> [Exercise description] Take each line containing "text" and report it exactly as written.
— begin Dataset entries —
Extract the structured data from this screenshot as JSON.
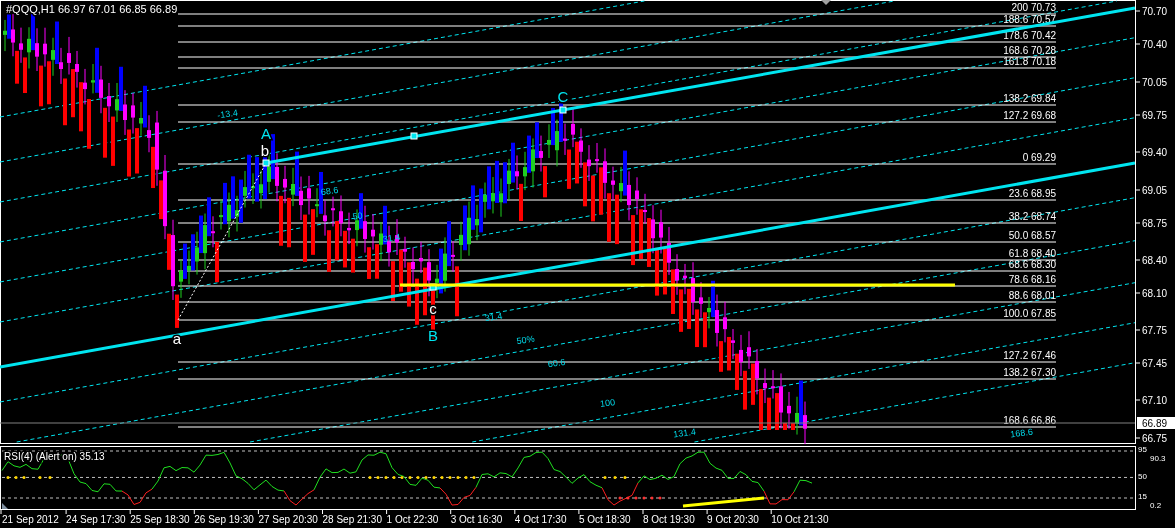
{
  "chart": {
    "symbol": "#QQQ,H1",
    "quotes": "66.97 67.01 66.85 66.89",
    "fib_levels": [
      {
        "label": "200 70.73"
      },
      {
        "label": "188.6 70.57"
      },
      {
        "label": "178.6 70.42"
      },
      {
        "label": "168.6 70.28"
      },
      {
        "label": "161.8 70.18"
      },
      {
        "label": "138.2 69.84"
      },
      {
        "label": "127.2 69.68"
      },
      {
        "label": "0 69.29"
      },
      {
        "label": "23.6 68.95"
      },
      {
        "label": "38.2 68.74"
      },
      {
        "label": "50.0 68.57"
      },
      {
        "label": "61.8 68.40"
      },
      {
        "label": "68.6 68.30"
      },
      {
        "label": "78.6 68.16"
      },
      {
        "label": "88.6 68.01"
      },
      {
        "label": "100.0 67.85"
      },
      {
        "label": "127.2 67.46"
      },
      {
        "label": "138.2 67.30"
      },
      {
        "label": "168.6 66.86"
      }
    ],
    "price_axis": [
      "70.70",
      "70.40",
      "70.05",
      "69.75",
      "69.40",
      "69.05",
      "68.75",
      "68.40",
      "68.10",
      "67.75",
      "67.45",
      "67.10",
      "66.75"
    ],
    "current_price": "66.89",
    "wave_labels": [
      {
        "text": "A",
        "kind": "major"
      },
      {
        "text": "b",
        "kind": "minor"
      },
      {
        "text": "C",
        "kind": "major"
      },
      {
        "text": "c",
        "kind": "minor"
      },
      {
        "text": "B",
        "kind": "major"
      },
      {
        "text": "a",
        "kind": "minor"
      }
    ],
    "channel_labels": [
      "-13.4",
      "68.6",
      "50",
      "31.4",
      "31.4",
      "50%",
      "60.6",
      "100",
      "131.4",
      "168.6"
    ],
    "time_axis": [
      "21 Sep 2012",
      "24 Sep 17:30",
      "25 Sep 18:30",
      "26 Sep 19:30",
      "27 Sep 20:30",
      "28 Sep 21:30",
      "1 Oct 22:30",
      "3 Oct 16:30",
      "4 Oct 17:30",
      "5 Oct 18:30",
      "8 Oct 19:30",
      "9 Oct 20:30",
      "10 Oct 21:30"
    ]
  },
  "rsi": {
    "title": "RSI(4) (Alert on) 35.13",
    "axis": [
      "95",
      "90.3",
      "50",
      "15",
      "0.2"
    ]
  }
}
— end Dataset entries —
> [Complete answer]
        "text": "A",
        "text": "b",
        "text": "C",
        "text": "c",
        "text": "B",
        "text": "a",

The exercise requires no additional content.